_Task brief_.
Show every line of the records below that contains the word "Aceitar".

── Raw data

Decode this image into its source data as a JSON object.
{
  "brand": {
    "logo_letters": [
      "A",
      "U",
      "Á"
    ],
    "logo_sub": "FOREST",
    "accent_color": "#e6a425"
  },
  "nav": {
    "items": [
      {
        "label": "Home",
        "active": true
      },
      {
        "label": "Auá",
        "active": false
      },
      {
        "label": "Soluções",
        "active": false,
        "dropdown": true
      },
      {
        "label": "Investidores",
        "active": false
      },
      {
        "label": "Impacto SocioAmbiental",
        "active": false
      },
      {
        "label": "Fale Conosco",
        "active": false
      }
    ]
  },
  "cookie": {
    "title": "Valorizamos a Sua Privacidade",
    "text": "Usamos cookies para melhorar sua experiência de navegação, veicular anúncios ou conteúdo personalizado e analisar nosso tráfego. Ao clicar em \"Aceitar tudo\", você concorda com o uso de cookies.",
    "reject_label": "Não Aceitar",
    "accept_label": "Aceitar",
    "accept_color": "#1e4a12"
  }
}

────

_Task solution_.
    "text": "Usamos cookies para melhorar sua experiência de navegação, veicular anúncios ou conteúdo personalizado e analisar nosso tráfego. Ao clicar em \"Aceitar tudo\", você concorda com o uso de cookies.",
    "reject_label": "Não Aceitar",
    "accept_label": "Aceitar",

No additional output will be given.